**DO THIS**
Repeat the material below exactly, line for line.

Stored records
-- START --
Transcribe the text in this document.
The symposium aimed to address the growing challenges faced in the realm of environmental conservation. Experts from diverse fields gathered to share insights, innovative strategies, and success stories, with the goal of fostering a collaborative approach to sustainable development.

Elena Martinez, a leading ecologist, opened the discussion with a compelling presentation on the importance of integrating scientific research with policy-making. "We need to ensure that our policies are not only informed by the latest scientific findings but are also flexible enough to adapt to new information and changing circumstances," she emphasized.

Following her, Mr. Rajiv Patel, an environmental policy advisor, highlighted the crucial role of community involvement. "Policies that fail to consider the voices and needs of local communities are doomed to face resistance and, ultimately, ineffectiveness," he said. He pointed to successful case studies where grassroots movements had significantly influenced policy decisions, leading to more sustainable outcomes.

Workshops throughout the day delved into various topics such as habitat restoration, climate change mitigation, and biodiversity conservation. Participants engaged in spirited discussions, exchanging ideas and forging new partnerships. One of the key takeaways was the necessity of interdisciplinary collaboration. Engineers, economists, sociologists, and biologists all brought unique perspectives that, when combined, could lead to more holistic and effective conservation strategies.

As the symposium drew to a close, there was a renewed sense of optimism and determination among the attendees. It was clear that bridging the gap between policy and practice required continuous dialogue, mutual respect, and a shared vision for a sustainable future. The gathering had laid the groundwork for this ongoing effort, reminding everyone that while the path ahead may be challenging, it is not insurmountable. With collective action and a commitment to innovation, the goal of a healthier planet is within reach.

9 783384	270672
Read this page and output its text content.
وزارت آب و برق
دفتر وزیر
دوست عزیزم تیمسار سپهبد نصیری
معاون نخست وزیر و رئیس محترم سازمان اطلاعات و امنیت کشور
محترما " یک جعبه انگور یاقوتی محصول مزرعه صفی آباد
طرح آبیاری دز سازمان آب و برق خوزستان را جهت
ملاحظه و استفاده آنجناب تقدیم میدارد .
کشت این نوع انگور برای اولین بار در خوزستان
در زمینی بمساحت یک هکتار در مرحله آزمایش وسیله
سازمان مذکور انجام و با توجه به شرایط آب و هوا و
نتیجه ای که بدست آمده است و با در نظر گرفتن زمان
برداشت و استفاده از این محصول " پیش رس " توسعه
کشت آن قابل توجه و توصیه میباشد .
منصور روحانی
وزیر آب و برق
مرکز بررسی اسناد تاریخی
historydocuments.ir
-- END --
**RESPONSE BELOW**
Transcribe the text in this document.
The symposium aimed to address the growing challenges faced in the realm of environmental conservation. Experts from diverse fields gathered to share insights, innovative strategies, and success stories, with the goal of fostering a collaborative approach to sustainable development.

Elena Martinez, a leading ecologist, opened the discussion with a compelling presentation on the importance of integrating scientific research with policy-making. "We need to ensure that our policies are not only informed by the latest scientific findings but are also flexible enough to adapt to new information and changing circumstances," she emphasized.

Following her, Mr. Rajiv Patel, an environmental policy advisor, highlighted the crucial role of community involvement. "Policies that fail to consider the voices and needs of local communities are doomed to face resistance and, ultimately, ineffectiveness," he said. He pointed to successful case studies where grassroots movements had significantly influenced policy decisions, leading to more sustainable outcomes.

Workshops throughout the day delved into various topics such as habitat restoration, climate change mitigation, and biodiversity conservation. Participants engaged in spirited discussions, exchanging ideas and forging new partnerships. One of the key takeaways was the necessity of interdisciplinary collaboration. Engineers, economists, sociologists, and biologists all brought unique perspectives that, when combined, could lead to more holistic and effective conservation strategies.

As the symposium drew to a close, there was a renewed sense of optimism and determination among the attendees. It was clear that bridging the gap between policy and practice required continuous dialogue, mutual respect, and a shared vision for a sustainable future. The gathering had laid the groundwork for this ongoing effort, reminding everyone that while the path ahead may be challenging, it is not insurmountable. With collective action and a commitment to innovation, the goal of a healthier planet is within reach.

9 783384	270672
Read this page and output its text content.
وزارت آب و برق
دفتر وزیر
دوست عزیزم تیمسار سپهبد نصیری
معاون نخست وزیر و رئیس محترم سازمان اطلاعات و امنیت کشور
محترما " یک جعبه انگور یاقوتی محصول مزرعه صفی آباد
طرح آبیاری دز سازمان آب و برق خوزستان را جهت
ملاحظه و استفاده آنجناب تقدیم میدارد .
کشت این نوع انگور برای اولین بار در خوزستان
در زمینی بمساحت یک هکتار در مرحله آزمایش وسیله
سازمان مذکور انجام و با توجه به شرایط آب و هوا و
نتیجه ای که بدست آمده است و با در نظر گرفتن زمان
برداشت و استفاده از این محصول " پیش رس " توسعه
کشت آن قابل توجه و توصیه میباشد .
منصور روحانی
وزیر آب و برق
مرکز بررسی اسناد تاریخی
historydocuments.ir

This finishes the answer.